GIVEN TASK
Go through the material and write it all out exactly, minus the pictures.

RECORDS TO USE
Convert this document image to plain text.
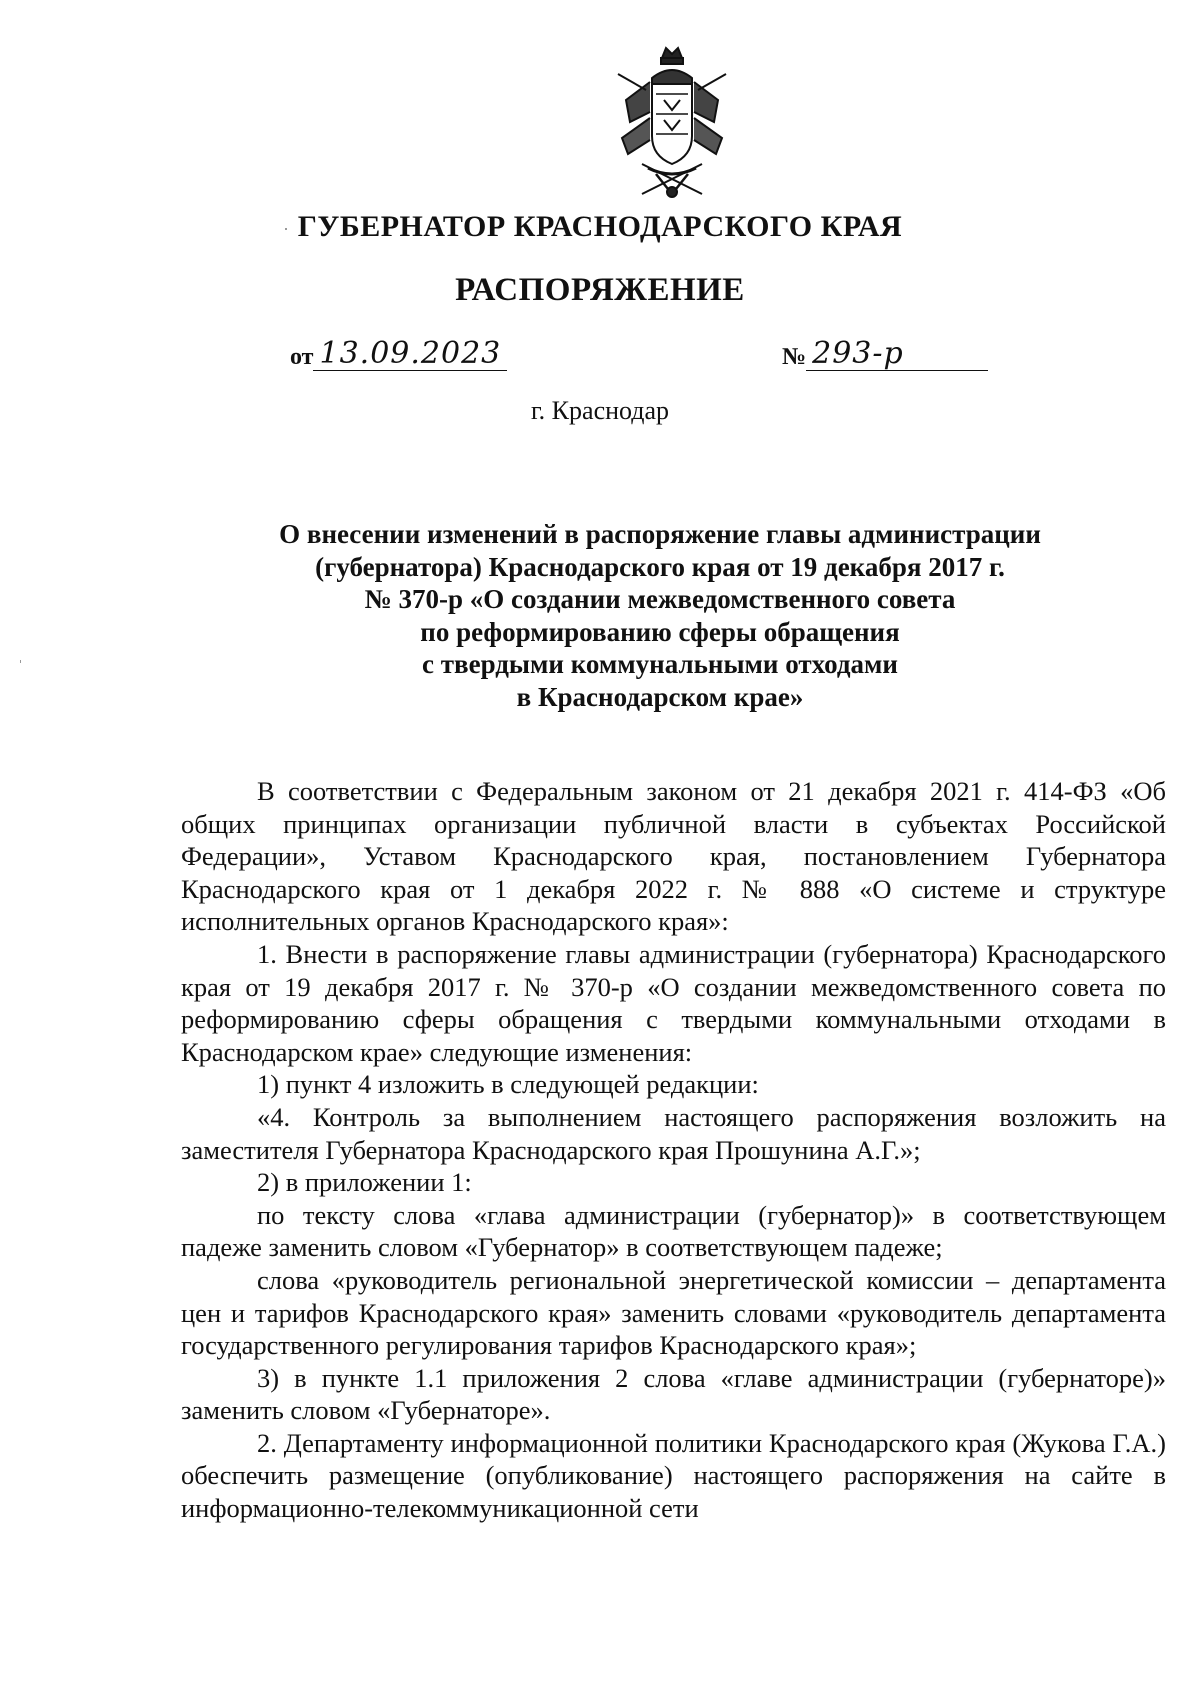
ГУБЕРНАТОР КРАСНОДАРСКОГО КРАЯ
РАСПОРЯЖЕНИЕ
от 13.09.2023	№ 293-р
г. Краснодар
О внесении изменений в распоряжение главы администрации
(губернатора) Краснодарского края от 19 декабря 2017 г.
№ 370-р «О создании межведомственного совета
по реформированию сферы обращения
с твердыми коммунальными отходами
в Краснодарском крае»

В соответствии с Федеральным законом от 21 декабря 2021 г. 414-ФЗ «Об общих принципах организации публичной власти в субъектах Российской Федерации», Уставом Краснодарского края, постановлением Губернатора Краснодарского края от 1 декабря 2022 г. № 888 «О системе и структуре исполнительных органов Краснодарского края»:

1. Внести в распоряжение главы администрации (губернатора) Краснодарского края от 19 декабря 2017 г. № 370-р «О создании межведомственного совета по реформированию сферы обращения с твердыми коммунальными отходами в Краснодарском крае» следующие изменения:

1) пункт 4 изложить в следующей редакции:

«4. Контроль за выполнением настоящего распоряжения возложить на заместителя Губернатора Краснодарского края Прошунина А.Г.»;

2) в приложении 1:

по тексту слова «глава администрации (губернатор)» в соответствующем падеже заменить словом «Губернатор» в соответствующем падеже;

слова «руководитель региональной энергетической комиссии – департамента цен и тарифов Краснодарского края» заменить словами «руководитель департамента государственного регулирования тарифов Краснодарского края»;

3) в пункте 1.1 приложения 2 слова «главе администрации (губернаторе)» заменить словом «Губернаторе».

2. Департаменту информационной политики Краснодарского края (Жукова Г.А.) обеспечить размещение (опубликование) настоящего распоряжения на сайте в информационно-телекоммуникационной сети
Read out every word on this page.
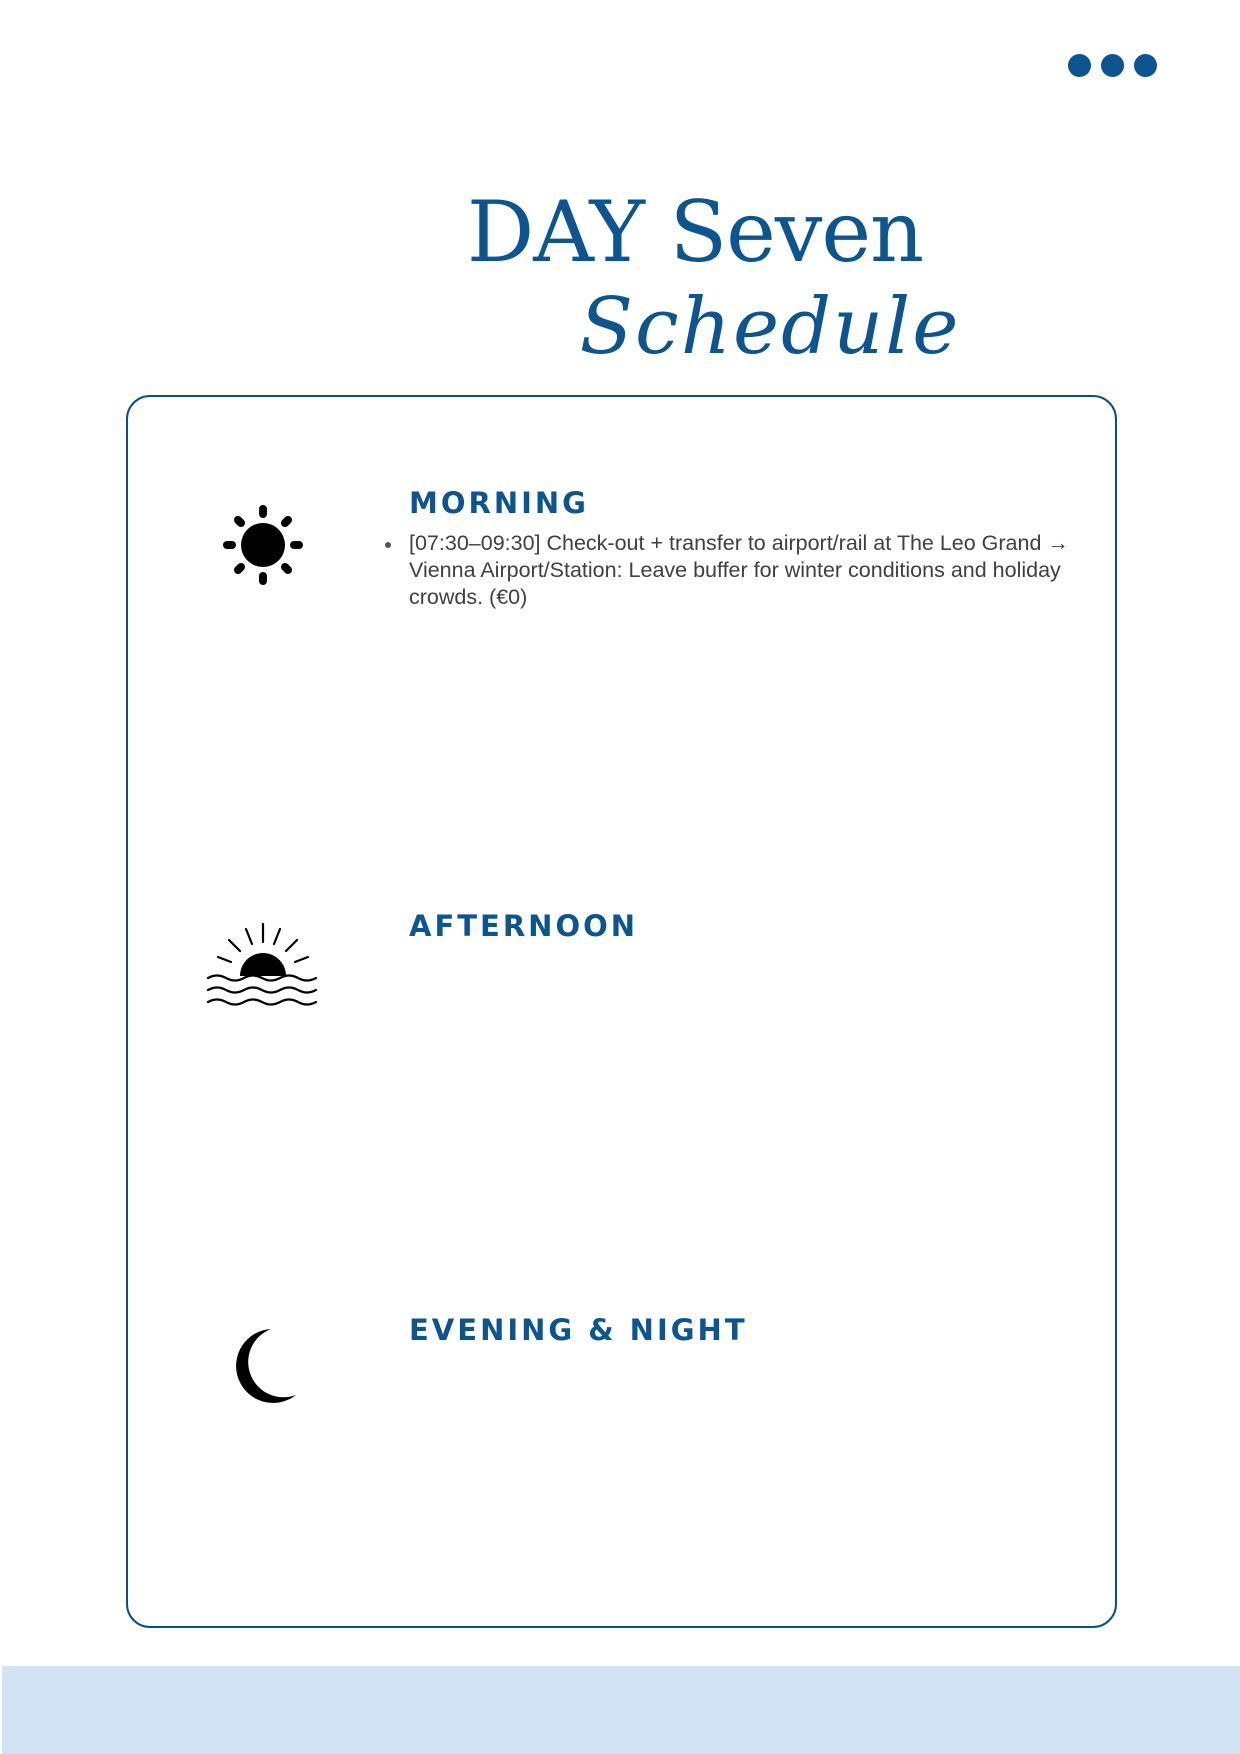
DAY Seven
Schedule
MORNING
[07:30–09:30] Check-out + transfer to airport/rail at The Leo Grand → Vienna Airport/Station: Leave buffer for winter conditions and holiday crowds. (€0)
AFTERNOON
EVENING & NIGHT
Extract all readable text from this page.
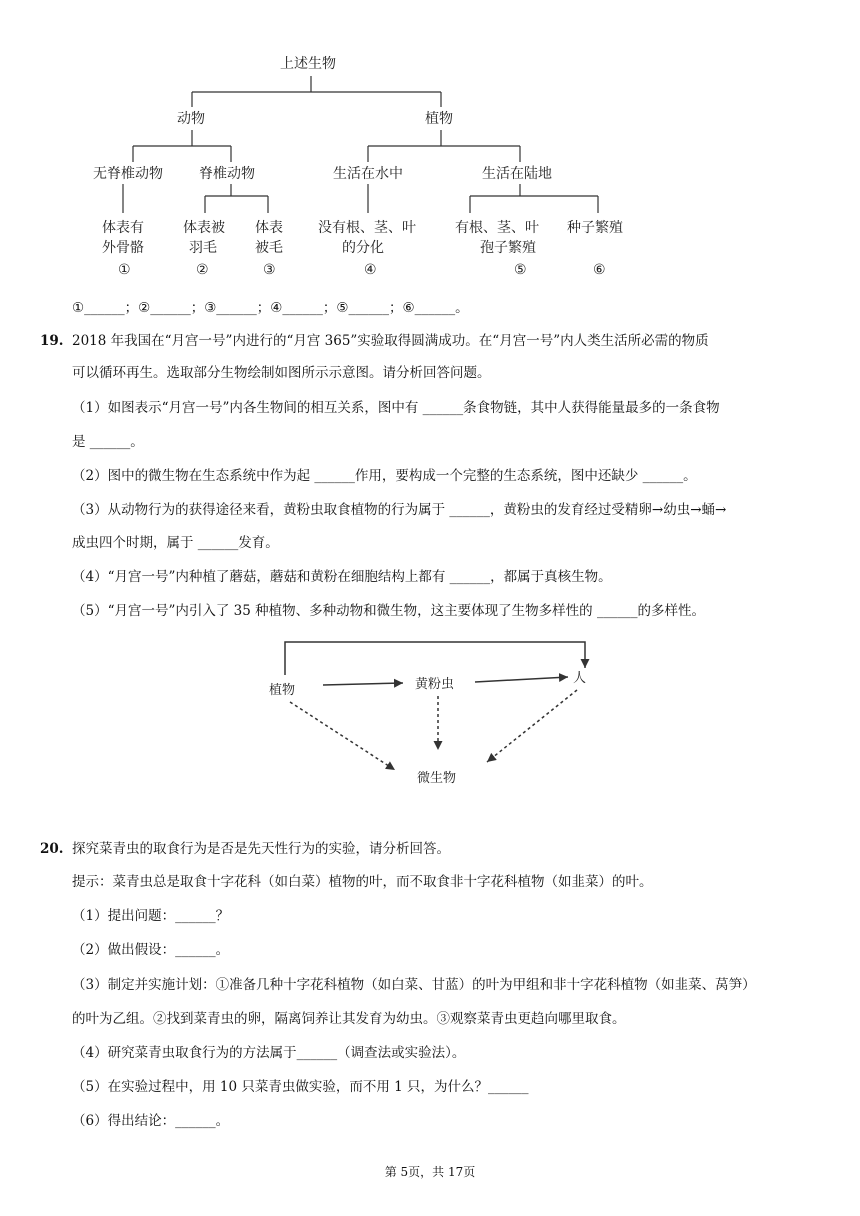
上述生物
动物	植物
无脊椎动物	脊椎动物	生活在水中	生活在陆地
体表有
外骨骼
①
体表被
羽毛
②
体表
被毛
③
没有根、茎、叶
的分化
④
有根、茎、叶
孢子繁殖
⑤
种子繁殖
⑥
①______；②______；③______；④______；⑤______；⑥______。
19. 2018 年我国在“月宫一号”内进行的“月宫 365”实验取得圆满成功。在“月宫一号”内人类生活所必需的物质
可以循环再生。选取部分生物绘制如图所示示意图。请分析回答问题。
（1）如图表示“月宫一号”内各生物间的相互关系，图中有 ______条食物链，其中人获得能量最多的一条食物
是 ______。
（2）图中的微生物在生态系统中作为起 ______作用，要构成一个完整的生态系统，图中还缺少 ______。
（3）从动物行为的获得途径来看，黄粉虫取食植物的行为属于 ______，黄粉虫的发育经过受精卵→幼虫→蛹→
成虫四个时期，属于 ______发育。
（4）“月宫一号”内种植了蘑菇，蘑菇和黄粉在细胞结构上都有 ______，都属于真核生物。
（5）“月宫一号”内引入了 35 种植物、多种动物和微生物，这主要体现了生物多样性的 ______的多样性。
植物	黄粉虫	人
微生物
20. 探究菜青虫的取食行为是否是先天性行为的实验，请分析回答。
提示：菜青虫总是取食十字花科（如白菜）植物的叶，而不取食非十字花科植物（如韭菜）的叶。
（1）提出问题：______？
（2）做出假设：______。
（3）制定并实施计划：①准备几种十字花科植物（如白菜、甘蓝）的叶为甲组和非十字花科植物（如韭菜、莴笋）
的叶为乙组。②找到菜青虫的卵，隔离饲养让其发育为幼虫。③观察菜青虫更趋向哪里取食。
（4）研究菜青虫取食行为的方法属于______（调查法或实验法）。
（5）在实验过程中，用 10 只菜青虫做实验，而不用 1 只，为什么？______
（6）得出结论：______。
第 5页，共 17页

RESPONSE
Convert this document image to plain text.
ГУБЕРНАТОР КРАСНОДАРСКОГО КРАЯ
РАСПОРЯЖЕНИЕ
от 13.09.2023	№ 293-р
г. Краснодар
О внесении изменений в распоряжение главы администрации
(губернатора) Краснодарского края от 19 декабря 2017 г.
№ 370-р «О создании межведомственного совета
по реформированию сферы обращения
с твердыми коммунальными отходами
в Краснодарском крае»

В соответствии с Федеральным законом от 21 декабря 2021 г. 414-ФЗ «Об общих принципах организации публичной власти в субъектах Российской Федерации», Уставом Краснодарского края, постановлением Губернатора Краснодарского края от 1 декабря 2022 г. № 888 «О системе и структуре исполнительных органов Краснодарского края»:

1. Внести в распоряжение главы администрации (губернатора) Краснодарского края от 19 декабря 2017 г. № 370-р «О создании межведомственного совета по реформированию сферы обращения с твердыми коммунальными отходами в Краснодарском крае» следующие изменения:

1) пункт 4 изложить в следующей редакции:

«4. Контроль за выполнением настоящего распоряжения возложить на заместителя Губернатора Краснодарского края Прошунина А.Г.»;

2) в приложении 1:

по тексту слова «глава администрации (губернатор)» в соответствующем падеже заменить словом «Губернатор» в соответствующем падеже;

слова «руководитель региональной энергетической комиссии – департамента цен и тарифов Краснодарского края» заменить словами «руководитель департамента государственного регулирования тарифов Краснодарского края»;

3) в пункте 1.1 приложения 2 слова «главе администрации (губернаторе)» заменить словом «Губернаторе».

2. Департаменту информационной политики Краснодарского края (Жукова Г.А.) обеспечить размещение (опубликование) настоящего распоряжения на сайте в информационно-телекоммуникационной сети
Read out every word on this page.
DAY Seven
Schedule
MORNING
[07:30–09:30] Check-out + transfer to airport/rail at The Leo Grand → Vienna Airport/Station: Leave buffer for winter conditions and holiday crowds. (€0)
AFTERNOON
EVENING & NIGHT
Extract all readable text from this page.
上述生物
动物	植物
无脊椎动物	脊椎动物	生活在水中	生活在陆地
体表有
外骨骼
①
体表被
羽毛
②
体表
被毛
③
没有根、茎、叶
的分化
④
有根、茎、叶
孢子繁殖
⑤
种子繁殖
⑥
①______；②______；③______；④______；⑤______；⑥______。
19. 2018 年我国在“月宫一号”内进行的“月宫 365”实验取得圆满成功。在“月宫一号”内人类生活所必需的物质
可以循环再生。选取部分生物绘制如图所示示意图。请分析回答问题。
（1）如图表示“月宫一号”内各生物间的相互关系，图中有 ______条食物链，其中人获得能量最多的一条食物
是 ______。
（2）图中的微生物在生态系统中作为起 ______作用，要构成一个完整的生态系统，图中还缺少 ______。
（3）从动物行为的获得途径来看，黄粉虫取食植物的行为属于 ______，黄粉虫的发育经过受精卵→幼虫→蛹→
成虫四个时期，属于 ______发育。
（4）“月宫一号”内种植了蘑菇，蘑菇和黄粉在细胞结构上都有 ______，都属于真核生物。
（5）“月宫一号”内引入了 35 种植物、多种动物和微生物，这主要体现了生物多样性的 ______的多样性。
植物	黄粉虫	人
微生物
20. 探究菜青虫的取食行为是否是先天性行为的实验，请分析回答。
提示：菜青虫总是取食十字花科（如白菜）植物的叶，而不取食非十字花科植物（如韭菜）的叶。
（1）提出问题：______？
（2）做出假设：______。
（3）制定并实施计划：①准备几种十字花科植物（如白菜、甘蓝）的叶为甲组和非十字花科植物（如韭菜、莴笋）
的叶为乙组。②找到菜青虫的卵，隔离饲养让其发育为幼虫。③观察菜青虫更趋向哪里取食。
（4）研究菜青虫取食行为的方法属于______（调查法或实验法）。
（5）在实验过程中，用 10 只菜青虫做实验，而不用 1 只，为什么？______
（6）得出结论：______。
第 5页，共 17页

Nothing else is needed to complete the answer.